▶ _Information supplied_
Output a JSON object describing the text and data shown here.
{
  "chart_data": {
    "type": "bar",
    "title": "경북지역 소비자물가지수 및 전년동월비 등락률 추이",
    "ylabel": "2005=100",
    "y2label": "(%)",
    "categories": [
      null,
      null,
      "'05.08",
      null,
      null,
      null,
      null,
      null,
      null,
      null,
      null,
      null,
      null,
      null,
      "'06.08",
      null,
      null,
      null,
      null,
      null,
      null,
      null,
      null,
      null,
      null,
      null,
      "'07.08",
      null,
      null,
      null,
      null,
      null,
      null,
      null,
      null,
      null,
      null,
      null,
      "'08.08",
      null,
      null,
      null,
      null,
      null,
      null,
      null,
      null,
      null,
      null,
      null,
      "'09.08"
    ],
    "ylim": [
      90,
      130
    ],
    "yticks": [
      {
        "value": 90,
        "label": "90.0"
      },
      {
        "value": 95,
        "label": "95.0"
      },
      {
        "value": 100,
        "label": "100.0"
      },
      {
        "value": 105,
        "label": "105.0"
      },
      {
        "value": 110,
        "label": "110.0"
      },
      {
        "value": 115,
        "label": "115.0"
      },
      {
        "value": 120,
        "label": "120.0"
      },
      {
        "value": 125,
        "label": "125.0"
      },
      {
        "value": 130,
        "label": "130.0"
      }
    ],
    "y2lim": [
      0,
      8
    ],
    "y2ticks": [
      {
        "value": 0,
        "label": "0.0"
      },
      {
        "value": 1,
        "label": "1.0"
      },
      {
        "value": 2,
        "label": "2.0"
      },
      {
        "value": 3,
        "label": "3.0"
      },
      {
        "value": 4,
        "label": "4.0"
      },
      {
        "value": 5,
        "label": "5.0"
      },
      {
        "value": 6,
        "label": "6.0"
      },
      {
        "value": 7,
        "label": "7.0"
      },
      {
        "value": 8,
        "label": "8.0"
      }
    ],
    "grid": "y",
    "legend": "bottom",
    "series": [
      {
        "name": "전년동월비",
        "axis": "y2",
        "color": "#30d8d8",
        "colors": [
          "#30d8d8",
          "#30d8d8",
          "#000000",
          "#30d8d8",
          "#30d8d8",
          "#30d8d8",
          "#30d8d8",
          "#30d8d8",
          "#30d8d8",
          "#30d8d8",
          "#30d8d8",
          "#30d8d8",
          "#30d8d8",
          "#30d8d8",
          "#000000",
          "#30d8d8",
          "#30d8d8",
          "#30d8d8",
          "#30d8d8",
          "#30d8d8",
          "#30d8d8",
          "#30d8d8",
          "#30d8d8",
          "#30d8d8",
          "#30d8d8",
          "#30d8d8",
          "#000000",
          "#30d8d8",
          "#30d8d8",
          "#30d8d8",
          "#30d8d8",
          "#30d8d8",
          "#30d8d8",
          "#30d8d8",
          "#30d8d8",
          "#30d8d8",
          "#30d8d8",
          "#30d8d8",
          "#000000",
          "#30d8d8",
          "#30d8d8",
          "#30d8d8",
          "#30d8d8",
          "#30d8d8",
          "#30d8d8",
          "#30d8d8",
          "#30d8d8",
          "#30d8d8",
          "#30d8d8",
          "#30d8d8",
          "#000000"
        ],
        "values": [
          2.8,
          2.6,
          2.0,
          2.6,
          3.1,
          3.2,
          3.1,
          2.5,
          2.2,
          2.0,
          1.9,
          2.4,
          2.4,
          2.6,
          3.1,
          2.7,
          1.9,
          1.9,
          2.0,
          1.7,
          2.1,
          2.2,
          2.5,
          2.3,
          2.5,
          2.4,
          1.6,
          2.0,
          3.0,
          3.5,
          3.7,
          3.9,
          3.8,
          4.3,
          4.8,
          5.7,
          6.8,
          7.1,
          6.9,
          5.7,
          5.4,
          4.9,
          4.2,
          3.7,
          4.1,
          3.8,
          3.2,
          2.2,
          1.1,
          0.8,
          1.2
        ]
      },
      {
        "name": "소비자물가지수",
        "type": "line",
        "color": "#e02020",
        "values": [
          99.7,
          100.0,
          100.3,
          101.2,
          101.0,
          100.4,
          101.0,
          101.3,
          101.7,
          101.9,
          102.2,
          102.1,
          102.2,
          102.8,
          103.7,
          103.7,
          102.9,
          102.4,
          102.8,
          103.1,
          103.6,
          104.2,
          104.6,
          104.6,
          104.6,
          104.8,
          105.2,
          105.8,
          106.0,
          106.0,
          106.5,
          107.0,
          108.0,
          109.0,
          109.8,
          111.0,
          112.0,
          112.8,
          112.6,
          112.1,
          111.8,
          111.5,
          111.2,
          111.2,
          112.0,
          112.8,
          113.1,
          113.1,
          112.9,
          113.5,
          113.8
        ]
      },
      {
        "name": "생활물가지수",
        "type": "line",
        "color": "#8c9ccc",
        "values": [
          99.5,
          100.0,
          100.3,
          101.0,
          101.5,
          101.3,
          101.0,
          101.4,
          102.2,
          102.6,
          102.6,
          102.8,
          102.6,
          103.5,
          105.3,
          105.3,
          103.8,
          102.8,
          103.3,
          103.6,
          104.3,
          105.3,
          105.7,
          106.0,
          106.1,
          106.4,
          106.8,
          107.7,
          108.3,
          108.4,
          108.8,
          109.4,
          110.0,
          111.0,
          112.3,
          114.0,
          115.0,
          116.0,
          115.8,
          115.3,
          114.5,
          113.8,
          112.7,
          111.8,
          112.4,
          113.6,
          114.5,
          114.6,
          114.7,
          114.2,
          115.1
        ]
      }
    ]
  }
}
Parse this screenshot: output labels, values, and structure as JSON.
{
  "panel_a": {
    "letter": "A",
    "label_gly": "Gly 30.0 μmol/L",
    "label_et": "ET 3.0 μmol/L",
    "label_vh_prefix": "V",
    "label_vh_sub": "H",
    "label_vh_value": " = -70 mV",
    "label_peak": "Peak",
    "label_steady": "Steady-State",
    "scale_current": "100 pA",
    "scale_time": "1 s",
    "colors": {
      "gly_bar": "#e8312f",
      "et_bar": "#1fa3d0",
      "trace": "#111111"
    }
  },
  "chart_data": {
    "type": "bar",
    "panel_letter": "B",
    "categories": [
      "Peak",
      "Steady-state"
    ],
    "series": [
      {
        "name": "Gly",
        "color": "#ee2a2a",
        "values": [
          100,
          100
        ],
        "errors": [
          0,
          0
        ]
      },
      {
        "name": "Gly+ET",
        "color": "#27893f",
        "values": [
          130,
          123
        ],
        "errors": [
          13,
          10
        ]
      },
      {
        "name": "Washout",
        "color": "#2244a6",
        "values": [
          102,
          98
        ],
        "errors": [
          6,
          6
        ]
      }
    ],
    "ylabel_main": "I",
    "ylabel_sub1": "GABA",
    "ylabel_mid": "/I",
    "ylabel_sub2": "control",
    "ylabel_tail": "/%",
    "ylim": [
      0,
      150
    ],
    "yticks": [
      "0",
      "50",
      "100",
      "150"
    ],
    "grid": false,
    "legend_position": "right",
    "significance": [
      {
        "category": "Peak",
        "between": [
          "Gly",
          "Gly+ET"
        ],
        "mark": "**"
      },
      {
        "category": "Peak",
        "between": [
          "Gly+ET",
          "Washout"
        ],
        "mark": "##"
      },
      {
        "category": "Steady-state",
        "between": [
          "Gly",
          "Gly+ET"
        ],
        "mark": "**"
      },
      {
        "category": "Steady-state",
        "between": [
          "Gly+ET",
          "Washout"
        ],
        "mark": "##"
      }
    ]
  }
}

▶ _Exercise requirements_
Go back to the listing above and please repeat it exactly.

▶ _Answer for the task_
Output a JSON object describing the text and data shown here.
{
  "chart_data": {
    "type": "bar",
    "title": "경북지역 소비자물가지수 및 전년동월비 등락률 추이",
    "ylabel": "2005=100",
    "y2label": "(%)",
    "categories": [
      null,
      null,
      "'05.08",
      null,
      null,
      null,
      null,
      null,
      null,
      null,
      null,
      null,
      null,
      null,
      "'06.08",
      null,
      null,
      null,
      null,
      null,
      null,
      null,
      null,
      null,
      null,
      null,
      "'07.08",
      null,
      null,
      null,
      null,
      null,
      null,
      null,
      null,
      null,
      null,
      null,
      "'08.08",
      null,
      null,
      null,
      null,
      null,
      null,
      null,
      null,
      null,
      null,
      null,
      "'09.08"
    ],
    "ylim": [
      90,
      130
    ],
    "yticks": [
      {
        "value": 90,
        "label": "90.0"
      },
      {
        "value": 95,
        "label": "95.0"
      },
      {
        "value": 100,
        "label": "100.0"
      },
      {
        "value": 105,
        "label": "105.0"
      },
      {
        "value": 110,
        "label": "110.0"
      },
      {
        "value": 115,
        "label": "115.0"
      },
      {
        "value": 120,
        "label": "120.0"
      },
      {
        "value": 125,
        "label": "125.0"
      },
      {
        "value": 130,
        "label": "130.0"
      }
    ],
    "y2lim": [
      0,
      8
    ],
    "y2ticks": [
      {
        "value": 0,
        "label": "0.0"
      },
      {
        "value": 1,
        "label": "1.0"
      },
      {
        "value": 2,
        "label": "2.0"
      },
      {
        "value": 3,
        "label": "3.0"
      },
      {
        "value": 4,
        "label": "4.0"
      },
      {
        "value": 5,
        "label": "5.0"
      },
      {
        "value": 6,
        "label": "6.0"
      },
      {
        "value": 7,
        "label": "7.0"
      },
      {
        "value": 8,
        "label": "8.0"
      }
    ],
    "grid": "y",
    "legend": "bottom",
    "series": [
      {
        "name": "전년동월비",
        "axis": "y2",
        "color": "#30d8d8",
        "colors": [
          "#30d8d8",
          "#30d8d8",
          "#000000",
          "#30d8d8",
          "#30d8d8",
          "#30d8d8",
          "#30d8d8",
          "#30d8d8",
          "#30d8d8",
          "#30d8d8",
          "#30d8d8",
          "#30d8d8",
          "#30d8d8",
          "#30d8d8",
          "#000000",
          "#30d8d8",
          "#30d8d8",
          "#30d8d8",
          "#30d8d8",
          "#30d8d8",
          "#30d8d8",
          "#30d8d8",
          "#30d8d8",
          "#30d8d8",
          "#30d8d8",
          "#30d8d8",
          "#000000",
          "#30d8d8",
          "#30d8d8",
          "#30d8d8",
          "#30d8d8",
          "#30d8d8",
          "#30d8d8",
          "#30d8d8",
          "#30d8d8",
          "#30d8d8",
          "#30d8d8",
          "#30d8d8",
          "#000000",
          "#30d8d8",
          "#30d8d8",
          "#30d8d8",
          "#30d8d8",
          "#30d8d8",
          "#30d8d8",
          "#30d8d8",
          "#30d8d8",
          "#30d8d8",
          "#30d8d8",
          "#30d8d8",
          "#000000"
        ],
        "values": [
          2.8,
          2.6,
          2.0,
          2.6,
          3.1,
          3.2,
          3.1,
          2.5,
          2.2,
          2.0,
          1.9,
          2.4,
          2.4,
          2.6,
          3.1,
          2.7,
          1.9,
          1.9,
          2.0,
          1.7,
          2.1,
          2.2,
          2.5,
          2.3,
          2.5,
          2.4,
          1.6,
          2.0,
          3.0,
          3.5,
          3.7,
          3.9,
          3.8,
          4.3,
          4.8,
          5.7,
          6.8,
          7.1,
          6.9,
          5.7,
          5.4,
          4.9,
          4.2,
          3.7,
          4.1,
          3.8,
          3.2,
          2.2,
          1.1,
          0.8,
          1.2
        ]
      },
      {
        "name": "소비자물가지수",
        "type": "line",
        "color": "#e02020",
        "values": [
          99.7,
          100.0,
          100.3,
          101.2,
          101.0,
          100.4,
          101.0,
          101.3,
          101.7,
          101.9,
          102.2,
          102.1,
          102.2,
          102.8,
          103.7,
          103.7,
          102.9,
          102.4,
          102.8,
          103.1,
          103.6,
          104.2,
          104.6,
          104.6,
          104.6,
          104.8,
          105.2,
          105.8,
          106.0,
          106.0,
          106.5,
          107.0,
          108.0,
          109.0,
          109.8,
          111.0,
          112.0,
          112.8,
          112.6,
          112.1,
          111.8,
          111.5,
          111.2,
          111.2,
          112.0,
          112.8,
          113.1,
          113.1,
          112.9,
          113.5,
          113.8
        ]
      },
      {
        "name": "생활물가지수",
        "type": "line",
        "color": "#8c9ccc",
        "values": [
          99.5,
          100.0,
          100.3,
          101.0,
          101.5,
          101.3,
          101.0,
          101.4,
          102.2,
          102.6,
          102.6,
          102.8,
          102.6,
          103.5,
          105.3,
          105.3,
          103.8,
          102.8,
          103.3,
          103.6,
          104.3,
          105.3,
          105.7,
          106.0,
          106.1,
          106.4,
          106.8,
          107.7,
          108.3,
          108.4,
          108.8,
          109.4,
          110.0,
          111.0,
          112.3,
          114.0,
          115.0,
          116.0,
          115.8,
          115.3,
          114.5,
          113.8,
          112.7,
          111.8,
          112.4,
          113.6,
          114.5,
          114.6,
          114.7,
          114.2,
          115.1
        ]
      }
    ]
  }
}
Parse this screenshot: output labels, values, and structure as JSON.
{
  "panel_a": {
    "letter": "A",
    "label_gly": "Gly 30.0 μmol/L",
    "label_et": "ET 3.0 μmol/L",
    "label_vh_prefix": "V",
    "label_vh_sub": "H",
    "label_vh_value": " = -70 mV",
    "label_peak": "Peak",
    "label_steady": "Steady-State",
    "scale_current": "100 pA",
    "scale_time": "1 s",
    "colors": {
      "gly_bar": "#e8312f",
      "et_bar": "#1fa3d0",
      "trace": "#111111"
    }
  },
  "chart_data": {
    "type": "bar",
    "panel_letter": "B",
    "categories": [
      "Peak",
      "Steady-state"
    ],
    "series": [
      {
        "name": "Gly",
        "color": "#ee2a2a",
        "values": [
          100,
          100
        ],
        "errors": [
          0,
          0
        ]
      },
      {
        "name": "Gly+ET",
        "color": "#27893f",
        "values": [
          130,
          123
        ],
        "errors": [
          13,
          10
        ]
      },
      {
        "name": "Washout",
        "color": "#2244a6",
        "values": [
          102,
          98
        ],
        "errors": [
          6,
          6
        ]
      }
    ],
    "ylabel_main": "I",
    "ylabel_sub1": "GABA",
    "ylabel_mid": "/I",
    "ylabel_sub2": "control",
    "ylabel_tail": "/%",
    "ylim": [
      0,
      150
    ],
    "yticks": [
      "0",
      "50",
      "100",
      "150"
    ],
    "grid": false,
    "legend_position": "right",
    "significance": [
      {
        "category": "Peak",
        "between": [
          "Gly",
          "Gly+ET"
        ],
        "mark": "**"
      },
      {
        "category": "Peak",
        "between": [
          "Gly+ET",
          "Washout"
        ],
        "mark": "##"
      },
      {
        "category": "Steady-state",
        "between": [
          "Gly",
          "Gly+ET"
        ],
        "mark": "**"
      },
      {
        "category": "Steady-state",
        "between": [
          "Gly+ET",
          "Washout"
        ],
        "mark": "##"
      }
    ]
  }
}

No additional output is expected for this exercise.